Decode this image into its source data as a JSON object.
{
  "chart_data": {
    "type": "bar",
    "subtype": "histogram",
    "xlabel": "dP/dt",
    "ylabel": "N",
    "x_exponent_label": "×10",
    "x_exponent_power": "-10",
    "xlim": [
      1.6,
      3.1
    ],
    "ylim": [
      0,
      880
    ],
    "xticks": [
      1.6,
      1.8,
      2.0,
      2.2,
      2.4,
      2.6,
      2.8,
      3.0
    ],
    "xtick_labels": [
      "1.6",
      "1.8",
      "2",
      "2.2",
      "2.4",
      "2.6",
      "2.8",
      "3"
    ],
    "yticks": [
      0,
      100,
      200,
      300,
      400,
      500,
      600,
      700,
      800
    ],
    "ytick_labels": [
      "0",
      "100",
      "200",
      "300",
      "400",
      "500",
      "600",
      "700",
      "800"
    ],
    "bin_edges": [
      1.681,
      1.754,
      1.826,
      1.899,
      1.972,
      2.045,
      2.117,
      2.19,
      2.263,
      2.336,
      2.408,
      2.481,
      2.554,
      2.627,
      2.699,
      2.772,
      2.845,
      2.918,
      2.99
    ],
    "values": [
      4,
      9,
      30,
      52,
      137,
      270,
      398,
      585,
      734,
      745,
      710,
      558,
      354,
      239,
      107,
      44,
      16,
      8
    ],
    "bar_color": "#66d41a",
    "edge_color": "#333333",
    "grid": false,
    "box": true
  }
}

■ ■ ■

- _What the task requires_: Copy all the entries verbatim.

- _Exercise answer_:
Decode this image into its source data as a JSON object.
{
  "chart_data": {
    "type": "bar",
    "subtype": "histogram",
    "xlabel": "dP/dt",
    "ylabel": "N",
    "x_exponent_label": "×10",
    "x_exponent_power": "-10",
    "xlim": [
      1.6,
      3.1
    ],
    "ylim": [
      0,
      880
    ],
    "xticks": [
      1.6,
      1.8,
      2.0,
      2.2,
      2.4,
      2.6,
      2.8,
      3.0
    ],
    "xtick_labels": [
      "1.6",
      "1.8",
      "2",
      "2.2",
      "2.4",
      "2.6",
      "2.8",
      "3"
    ],
    "yticks": [
      0,
      100,
      200,
      300,
      400,
      500,
      600,
      700,
      800
    ],
    "ytick_labels": [
      "0",
      "100",
      "200",
      "300",
      "400",
      "500",
      "600",
      "700",
      "800"
    ],
    "bin_edges": [
      1.681,
      1.754,
      1.826,
      1.899,
      1.972,
      2.045,
      2.117,
      2.19,
      2.263,
      2.336,
      2.408,
      2.481,
      2.554,
      2.627,
      2.699,
      2.772,
      2.845,
      2.918,
      2.99
    ],
    "values": [
      4,
      9,
      30,
      52,
      137,
      270,
      398,
      585,
      734,
      745,
      710,
      558,
      354,
      239,
      107,
      44,
      16,
      8
    ],
    "bar_color": "#66d41a",
    "edge_color": "#333333",
    "grid": false,
    "box": true
  }
}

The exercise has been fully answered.